TO BE DONE: All of the material below is to be retyped exactly.

# RECORD SET start

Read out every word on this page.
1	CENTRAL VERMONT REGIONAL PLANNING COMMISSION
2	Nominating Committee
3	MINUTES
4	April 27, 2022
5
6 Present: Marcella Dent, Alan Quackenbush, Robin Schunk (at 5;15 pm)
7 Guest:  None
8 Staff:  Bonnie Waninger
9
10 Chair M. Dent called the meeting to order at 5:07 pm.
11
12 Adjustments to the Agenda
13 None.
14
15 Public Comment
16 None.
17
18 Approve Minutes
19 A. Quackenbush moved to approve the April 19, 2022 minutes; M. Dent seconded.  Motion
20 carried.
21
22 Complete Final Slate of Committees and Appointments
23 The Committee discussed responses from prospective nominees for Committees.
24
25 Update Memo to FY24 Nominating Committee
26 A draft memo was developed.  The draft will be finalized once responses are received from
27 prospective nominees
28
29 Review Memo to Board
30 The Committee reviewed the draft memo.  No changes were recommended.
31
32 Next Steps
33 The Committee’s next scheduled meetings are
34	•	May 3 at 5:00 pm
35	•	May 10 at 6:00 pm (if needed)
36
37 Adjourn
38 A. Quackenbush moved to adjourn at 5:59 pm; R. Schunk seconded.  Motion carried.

# RECORD SET end

ANSWER TO THE PROBLEM:
Read out every word on this page.
1	CENTRAL VERMONT REGIONAL PLANNING COMMISSION
2	Nominating Committee
3	MINUTES
4	April 27, 2022
5
6 Present: Marcella Dent, Alan Quackenbush, Robin Schunk (at 5;15 pm)
7 Guest:  None
8 Staff:  Bonnie Waninger
9
10 Chair M. Dent called the meeting to order at 5:07 pm.
11
12 Adjustments to the Agenda
13 None.
14
15 Public Comment
16 None.
17
18 Approve Minutes
19 A. Quackenbush moved to approve the April 19, 2022 minutes; M. Dent seconded.  Motion
20 carried.
21
22 Complete Final Slate of Committees and Appointments
23 The Committee discussed responses from prospective nominees for Committees.
24
25 Update Memo to FY24 Nominating Committee
26 A draft memo was developed.  The draft will be finalized once responses are received from
27 prospective nominees
28
29 Review Memo to Board
30 The Committee reviewed the draft memo.  No changes were recommended.
31
32 Next Steps
33 The Committee’s next scheduled meetings are
34	•	May 3 at 5:00 pm
35	•	May 10 at 6:00 pm (if needed)
36
37 Adjourn
38 A. Quackenbush moved to adjourn at 5:59 pm; R. Schunk seconded.  Motion carried.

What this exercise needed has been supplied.